## Text shown
+ + + + +
In accordance with paragraph 15 of your employment agreement with LexingtonPark Parent Corp. (n/k/a Cowen Group, Inc.) dated June 3, 2009 (collectively, the “Agreement”), this letter serves to amend the Agreement as follows:

 

1.                The first sentence of paragraph 1 of the Agreement which reads, “This Agreement provides the details of the terms of your employment from and following the Effective Date until termination of your employment (the “Term”), and certain other terms and conditions of your employment with the Company and its subsidiaries that continue beyond the Term unless otherwise specified,” shall be deleted and replaced with:

 

This Agreement provides the details of the terms of your employment as of July 19, 2010 until termination of your employment (the “Term”), and certain other terms and conditions of your employment with the Company and its subsidiaries that continue beyond the Term unless otherwise specified.
+ + + + +
## Dataset records
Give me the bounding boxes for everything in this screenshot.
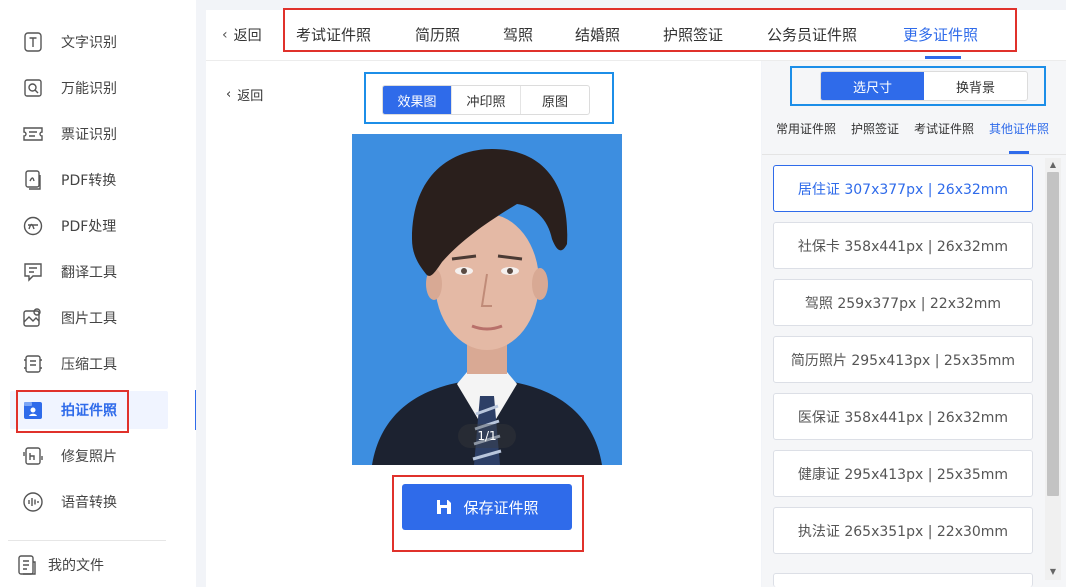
sidebar-item-ticket-recognition[interactable]: 票证识别 [18, 115, 168, 153]
sidebar-item-label: 票证识别 [61, 127, 117, 143]
category-common[interactable]: 常用证件照 [776, 120, 836, 137]
tab-driver-license[interactable]: 驾照 [503, 24, 533, 45]
tab-exam-photo[interactable]: 考试证件照 [296, 24, 371, 45]
photo-pager: 1/1 [458, 424, 516, 448]
tab-civil-servant-photo[interactable]: 公务员证件照 [767, 24, 857, 45]
text-recognition-icon [20, 29, 46, 55]
sidebar-item-translate[interactable]: 翻译工具 [18, 253, 168, 291]
pdf-convert-icon [20, 167, 46, 193]
sidebar-item-id-photo[interactable]: 拍证件照 [10, 391, 168, 429]
preview-back-button[interactable]: ‹ 返回 [226, 85, 263, 104]
size-option-social-security-card[interactable]: 社保卡 358x441px | 26x32mm [773, 222, 1033, 269]
category-passport-visa[interactable]: 护照签证 [851, 120, 899, 137]
sidebar-item-label: 拍证件照 [61, 403, 117, 419]
sidebar-item-label: 压缩工具 [61, 357, 117, 373]
tab-resume-photo[interactable]: 简历照 [415, 24, 460, 45]
ticket-recognition-icon [20, 121, 46, 147]
back-label: 返回 [237, 89, 264, 104]
save-id-photo-button[interactable]: 保存证件照 [402, 484, 572, 530]
pdf-process-icon [20, 213, 46, 239]
sidebar-item-label: 图片工具 [61, 311, 117, 327]
id-photo-icon [20, 397, 46, 423]
chevron-left-icon: ‹ [226, 87, 232, 102]
view-mode-original[interactable]: 原图 [521, 86, 589, 114]
chevron-left-icon: ‹ [222, 27, 228, 43]
size-option-residence-permit[interactable]: 居住证 307x377px | 26x32mm [773, 165, 1033, 212]
size-option-law-enforcement[interactable]: 执法证 265x351px | 22x30mm [773, 507, 1033, 554]
voice-convert-icon [20, 489, 46, 515]
view-mode-switch: 效果图 冲印照 原图 [382, 85, 590, 115]
size-background-switch: 选尺寸 换背景 [820, 71, 1028, 101]
mode-choose-size[interactable]: 选尺寸 [821, 72, 924, 100]
sidebar-item-label: 我的文件 [48, 558, 104, 574]
sidebar-item-text-recognition[interactable]: 文字识别 [18, 23, 168, 61]
tab-marriage-photo[interactable]: 结婚照 [575, 24, 620, 45]
sidebar-divider [8, 540, 166, 541]
save-button-label: 保存证件照 [463, 498, 539, 517]
sidebar-item-label: 修复照片 [61, 449, 117, 465]
translate-icon [20, 259, 46, 285]
sidebar-item-label: PDF处理 [61, 219, 117, 235]
tab-active-indicator [925, 56, 961, 59]
sidebar-item-repair-photo[interactable]: 修复照片 [18, 437, 168, 475]
sidebar-item-label: 语音转换 [61, 495, 117, 511]
view-mode-print[interactable]: 冲印照 [452, 86, 521, 114]
scroll-up-arrow-icon[interactable]: ▲ [1047, 159, 1059, 169]
back-label: 返回 [233, 28, 262, 44]
sidebar-item-label: 文字识别 [61, 35, 117, 51]
scrollbar-thumb[interactable] [1047, 172, 1059, 496]
id-photo-preview [352, 134, 622, 465]
save-disk-icon [437, 500, 452, 514]
size-option-partial[interactable] [773, 573, 1033, 587]
size-option-resume-photo[interactable]: 简历照片 295x413px | 25x35mm [773, 336, 1033, 383]
image-tools-icon [20, 305, 46, 331]
tab-passport-visa[interactable]: 护照签证 [663, 24, 723, 45]
view-mode-effect[interactable]: 效果图 [383, 86, 452, 114]
sidebar-item-my-files[interactable]: 我的文件 [12, 546, 162, 584]
my-files-icon [14, 552, 40, 578]
sidebar-item-voice-convert[interactable]: 语音转换 [18, 483, 168, 521]
size-option-driver-license[interactable]: 驾照 259x377px | 22x32mm [773, 279, 1033, 326]
sidebar-item-label: 万能识别 [61, 81, 117, 97]
sidebar-item-pdf-process[interactable]: PDF处理 [18, 207, 168, 245]
sidebar-item-image-tools[interactable]: 图片工具 [18, 299, 168, 337]
mode-change-background[interactable]: 换背景 [924, 72, 1027, 100]
sidebar-item-pdf-convert[interactable]: PDF转换 [18, 161, 168, 199]
back-button[interactable]: ‹ 返回 [222, 24, 262, 46]
sidebar-item-label: 翻译工具 [61, 265, 117, 281]
compress-icon [20, 351, 46, 377]
sidebar: 文字识别 万能识别 票证识别 PDF转换 PDF处理 翻译工具 图片工具 压缩工… [0, 0, 196, 587]
sidebar-item-universal-recognition[interactable]: 万能识别 [18, 69, 168, 107]
size-option-medical-insurance[interactable]: 医保证 358x441px | 26x32mm [773, 393, 1033, 440]
tab-more-photos[interactable]: 更多证件照 [903, 24, 978, 45]
repair-photo-icon [20, 443, 46, 469]
category-exam[interactable]: 考试证件照 [914, 120, 974, 137]
scroll-down-arrow-icon[interactable]: ▼ [1047, 566, 1059, 576]
size-option-health-certificate[interactable]: 健康证 295x413px | 25x35mm [773, 450, 1033, 497]
sidebar-item-compress[interactable]: 压缩工具 [18, 345, 168, 383]
category-other[interactable]: 其他证件照 [989, 120, 1049, 137]
universal-recognition-icon [20, 75, 46, 101]
category-divider [762, 154, 1066, 155]
sidebar-item-label: PDF转换 [61, 173, 117, 189]
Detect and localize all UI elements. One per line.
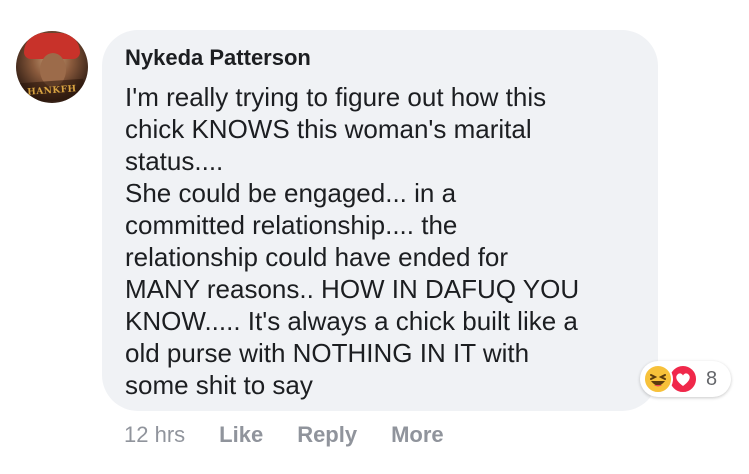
- more-button[interactable]: More: [391, 421, 444, 449]
- comment-bubble: Nykeda Patterson I'm really trying to fi…: [102, 30, 658, 411]
- reply-button[interactable]: Reply: [297, 421, 357, 449]
- comment: HANKFH Nykeda Patterson I'm really tryin…: [0, 0, 749, 474]
- reaction-count: 8: [706, 368, 718, 390]
- comment-actions: 12 hrs Like Reply More: [124, 421, 478, 449]
- author-name[interactable]: Nykeda Patterson: [125, 43, 636, 73]
- avatar-logo-text: HANKFH: [19, 78, 85, 103]
- like-button[interactable]: Like: [219, 421, 263, 449]
- avatar[interactable]: HANKFH: [16, 31, 88, 103]
- haha-icon: [643, 364, 673, 394]
- timestamp[interactable]: 12 hrs: [124, 421, 185, 449]
- reactions-summary[interactable]: 8: [640, 361, 731, 397]
- comment-text: I'm really trying to figure out how this…: [125, 82, 580, 400]
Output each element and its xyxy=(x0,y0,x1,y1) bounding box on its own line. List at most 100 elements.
+ + + + +
## Your tasks
A: Summarize the text on the employment agreement amendment in two sentences.
B: In the records, give the lines as a JSON list of strings, one string per line, starting at the line that contains "115, 168, 153]" and ending at the line that contains "size-option-law-enforcement[interactable]: 执法证 265x351px", with both of those lines included.

## Response list
A: Under paragraph 15 of an employment agreement with LexingtonPark Parent Corp. (n/k/a Cowen Group, Inc.) dated June 3, 2009, a letter amends that agreement. It deletes the first sentence of paragraph 1 and replaces it with one stating that the agreement sets out the terms of employment as of July 19, 2010 until termination of employment, along with certain other terms and conditions that continue beyond the Term unless otherwise specified.

B:
[
  "sidebar-item-ticket-recognition[interactable]: 票证识别 [18, 115, 168, 153]",
  "sidebar-item-label: 票证识别 [61, 127, 117, 143]",
  "category-common[interactable]: 常用证件照 [776, 120, 836, 137]",
  "tab-driver-license[interactable]: 驾照 [503, 24, 533, 45]",
  "tab-exam-photo[interactable]: 考试证件照 [296, 24, 371, 45]",
  "photo-pager: 1/1 [458, 424, 516, 448]",
  "tab-civil-servant-photo[interactable]: 公务员证件照 [767, 24, 857, 45]",
  "text-recognition-icon [20, 29, 46, 55]",
  "sidebar-item-translate[interactable]: 翻译工具 [18, 253, 168, 291]",
  "pdf-convert-icon [20, 167, 46, 193]",
  "sidebar-item-id-photo[interactable]: 拍证件照 [10, 391, 168, 429]",
  "preview-back-button[interactable]: ‹ 返回 [226, 85, 263, 104]",
  "size-option-social-security-card[interactable]: 社保卡 358x441px | 26x32mm [773, 222, 1033, 269]",
  "category-passport-visa[interactable]: 护照签证 [851, 120, 899, 137]",
  "sidebar-item-label: 拍证件照 [61, 403, 117, 419]",
  "sidebar-item-label: 压缩工具 [61, 357, 117, 373]",
  "tab-resume-photo[interactable]: 简历照 [415, 24, 460, 45]",
  "ticket-recognition-icon [20, 121, 46, 147]",
  "back-label: 返回 [237, 89, 264, 104]",
  "save-id-photo-button[interactable]: 保存证件照 [402, 484, 572, 530]",
  "pdf-process-icon [20, 213, 46, 239]",
  "sidebar-item-label: 图片工具 [61, 311, 117, 327]",
  "id-photo-icon [20, 397, 46, 423]",
  "chevron-left-icon: ‹ [226, 87, 232, 102]",
  "view-mode-original[interactable]: 原图 [521, 86, 589, 114]",
  "chevron-left-icon: ‹ [222, 27, 228, 43]",
  "size-option-residence-permit[interactable]: 居住证 307x377px | 26x32mm [773, 165, 1033, 212]",
  "size-option-law-enforcement[interactable]: 执法证 265x351px | 22x30mm [773, 507, 1033, 554]"
]